→ Do this: Repeat the part of the material that opens with the line containing "Give me the" and closes with the line containing "FancyBboxPatch shape xyxy=(5,30,166,52)", both included. Leave the pictures out of your answer.

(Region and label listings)
######

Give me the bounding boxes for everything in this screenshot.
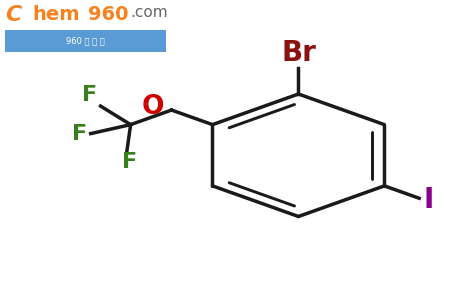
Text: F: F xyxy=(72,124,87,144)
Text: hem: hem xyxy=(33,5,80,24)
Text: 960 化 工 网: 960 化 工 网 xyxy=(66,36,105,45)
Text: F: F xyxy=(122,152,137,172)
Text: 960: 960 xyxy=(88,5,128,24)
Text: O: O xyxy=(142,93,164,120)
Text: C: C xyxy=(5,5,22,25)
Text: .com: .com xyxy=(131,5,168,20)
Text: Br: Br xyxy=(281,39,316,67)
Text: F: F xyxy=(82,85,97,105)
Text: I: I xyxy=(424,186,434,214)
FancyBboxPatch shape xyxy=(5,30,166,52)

######

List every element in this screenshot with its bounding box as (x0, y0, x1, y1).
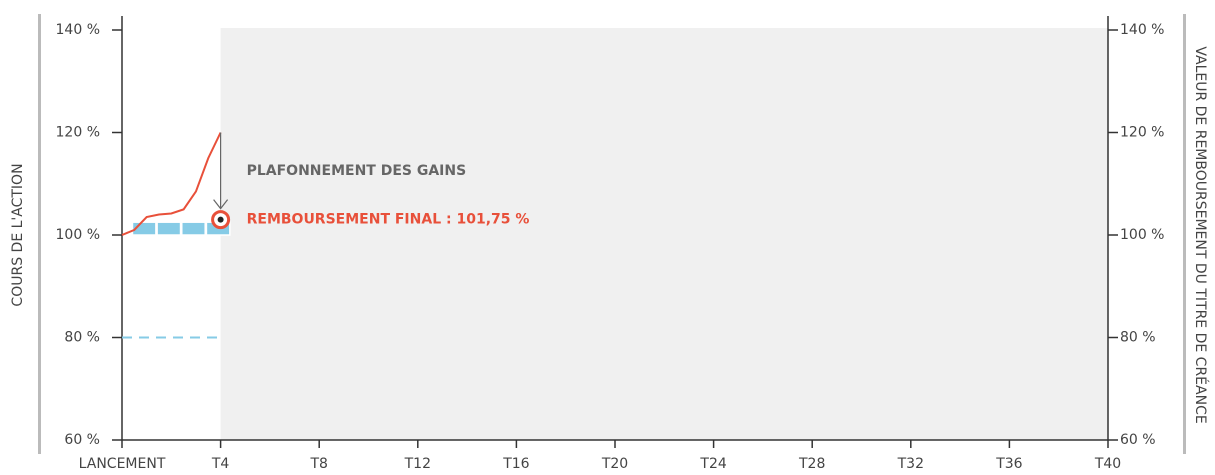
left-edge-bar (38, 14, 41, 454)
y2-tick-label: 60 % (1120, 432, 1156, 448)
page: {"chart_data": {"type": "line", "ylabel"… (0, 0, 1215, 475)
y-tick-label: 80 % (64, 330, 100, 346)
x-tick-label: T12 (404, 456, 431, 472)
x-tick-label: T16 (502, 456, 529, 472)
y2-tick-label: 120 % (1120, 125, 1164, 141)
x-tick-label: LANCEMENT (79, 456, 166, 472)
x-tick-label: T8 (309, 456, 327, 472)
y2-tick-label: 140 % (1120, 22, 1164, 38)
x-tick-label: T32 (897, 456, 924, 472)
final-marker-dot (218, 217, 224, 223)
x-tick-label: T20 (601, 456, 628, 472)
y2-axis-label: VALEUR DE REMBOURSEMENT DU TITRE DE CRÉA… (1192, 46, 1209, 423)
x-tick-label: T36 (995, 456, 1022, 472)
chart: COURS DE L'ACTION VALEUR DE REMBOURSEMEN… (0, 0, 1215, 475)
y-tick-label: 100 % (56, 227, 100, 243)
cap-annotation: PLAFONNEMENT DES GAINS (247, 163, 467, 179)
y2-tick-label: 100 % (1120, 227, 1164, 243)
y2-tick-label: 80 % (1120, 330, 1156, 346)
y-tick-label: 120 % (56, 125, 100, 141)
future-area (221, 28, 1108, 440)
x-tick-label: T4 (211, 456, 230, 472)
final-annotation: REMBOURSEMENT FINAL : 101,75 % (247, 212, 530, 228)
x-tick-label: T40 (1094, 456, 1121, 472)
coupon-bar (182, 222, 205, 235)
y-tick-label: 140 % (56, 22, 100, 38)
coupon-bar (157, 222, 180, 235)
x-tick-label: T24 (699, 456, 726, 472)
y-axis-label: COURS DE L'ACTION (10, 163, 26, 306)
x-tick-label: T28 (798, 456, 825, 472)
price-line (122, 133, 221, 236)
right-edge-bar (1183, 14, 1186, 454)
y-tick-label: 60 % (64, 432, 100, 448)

######

→ Result:
Give me the bounding boxes for everything in this screenshot.
Text: F: F xyxy=(72,124,87,144)
Text: hem: hem xyxy=(33,5,80,24)
Text: 960 化 工 网: 960 化 工 网 xyxy=(66,36,105,45)
Text: F: F xyxy=(122,152,137,172)
Text: 960: 960 xyxy=(88,5,128,24)
Text: O: O xyxy=(142,93,164,120)
Text: C: C xyxy=(5,5,22,25)
Text: .com: .com xyxy=(131,5,168,20)
Text: Br: Br xyxy=(281,39,316,67)
Text: F: F xyxy=(82,85,97,105)
Text: I: I xyxy=(424,186,434,214)
FancyBboxPatch shape xyxy=(5,30,166,52)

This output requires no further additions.